▸ **PROBLEM DESCRIPTION**: Copy out all the lines exactly. Omit pictures.
++++ INFORMATION GIVEN ++++
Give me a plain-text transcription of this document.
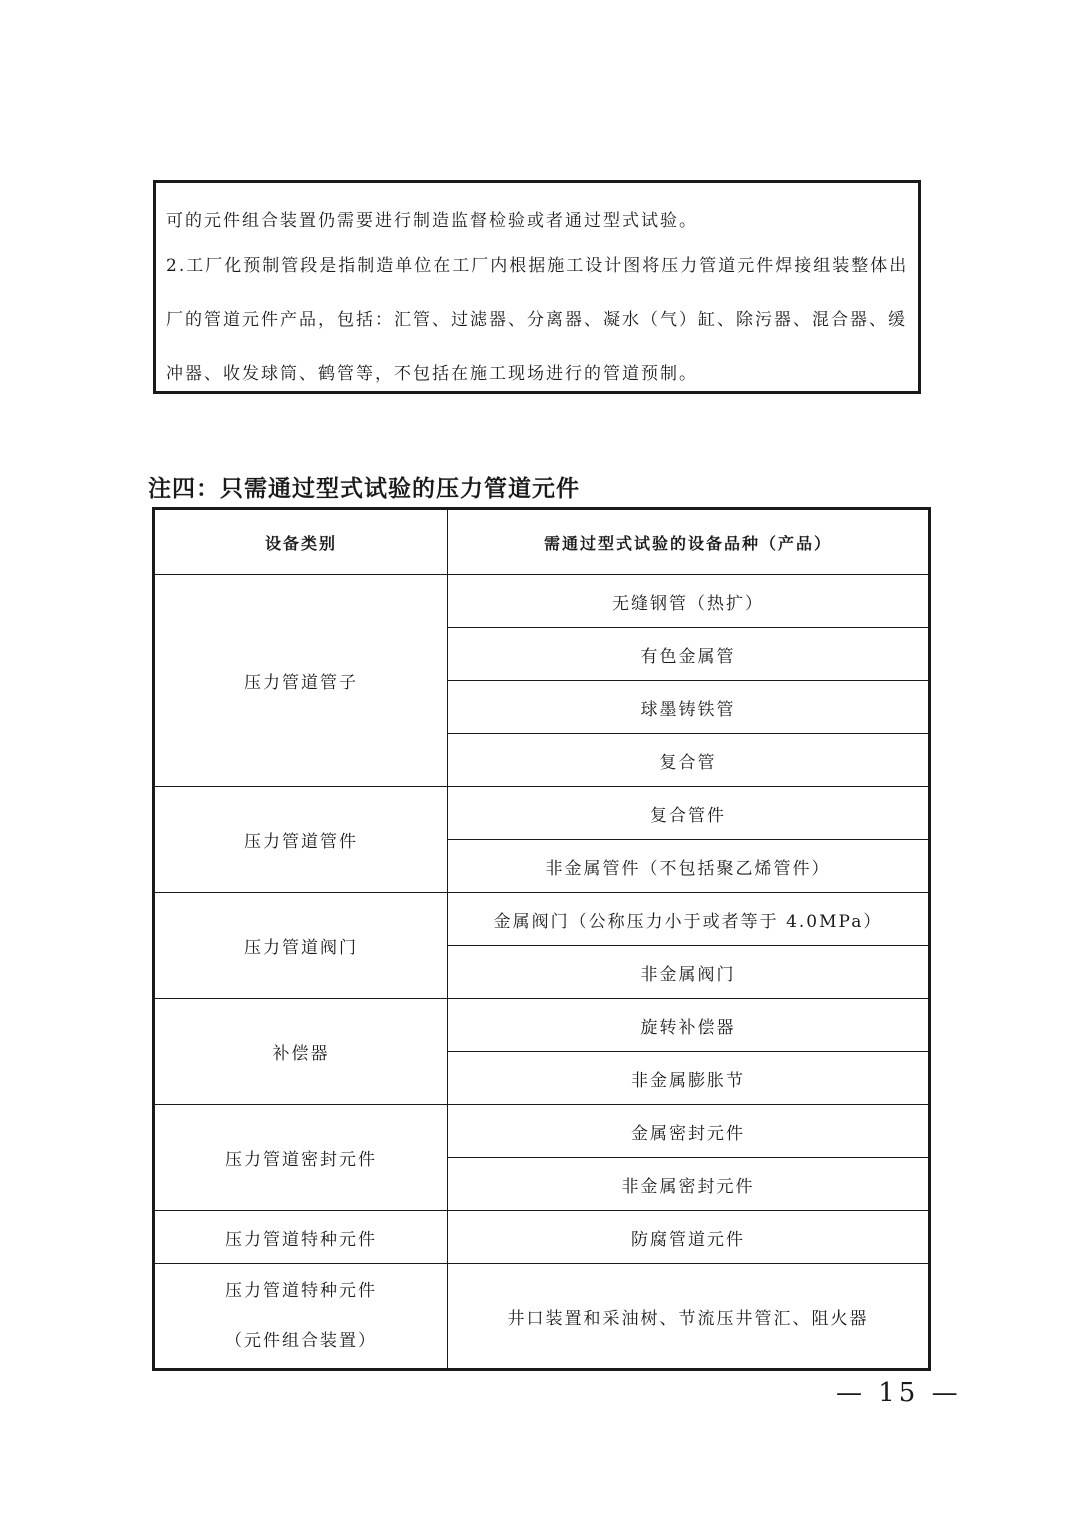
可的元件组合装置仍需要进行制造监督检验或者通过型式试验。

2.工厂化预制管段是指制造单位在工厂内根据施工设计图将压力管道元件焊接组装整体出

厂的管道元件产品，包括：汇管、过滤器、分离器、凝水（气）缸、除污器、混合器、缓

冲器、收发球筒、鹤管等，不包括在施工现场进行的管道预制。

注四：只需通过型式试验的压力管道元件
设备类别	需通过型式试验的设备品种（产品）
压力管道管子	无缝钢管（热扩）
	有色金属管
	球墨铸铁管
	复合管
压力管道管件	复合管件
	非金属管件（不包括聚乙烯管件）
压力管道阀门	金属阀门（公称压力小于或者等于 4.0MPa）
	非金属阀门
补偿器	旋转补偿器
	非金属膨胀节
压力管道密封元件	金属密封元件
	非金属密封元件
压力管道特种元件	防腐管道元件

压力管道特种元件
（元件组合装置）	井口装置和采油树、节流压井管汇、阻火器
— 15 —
++++
▸ **EXERCISE OUTPUT**:
Give me a plain-text transcription of this document.
可的元件组合装置仍需要进行制造监督检验或者通过型式试验。

2.工厂化预制管段是指制造单位在工厂内根据施工设计图将压力管道元件焊接组装整体出

厂的管道元件产品，包括：汇管、过滤器、分离器、凝水（气）缸、除污器、混合器、缓

冲器、收发球筒、鹤管等，不包括在施工现场进行的管道预制。

注四：只需通过型式试验的压力管道元件
设备类别	需通过型式试验的设备品种（产品）
压力管道管子	无缝钢管（热扩）
	有色金属管
	球墨铸铁管
	复合管
压力管道管件	复合管件
	非金属管件（不包括聚乙烯管件）
压力管道阀门	金属阀门（公称压力小于或者等于 4.0MPa）
	非金属阀门
补偿器	旋转补偿器
	非金属膨胀节
压力管道密封元件	金属密封元件
	非金属密封元件
压力管道特种元件	防腐管道元件

压力管道特种元件
（元件组合装置）	井口装置和采油树、节流压井管汇、阻火器
— 15 —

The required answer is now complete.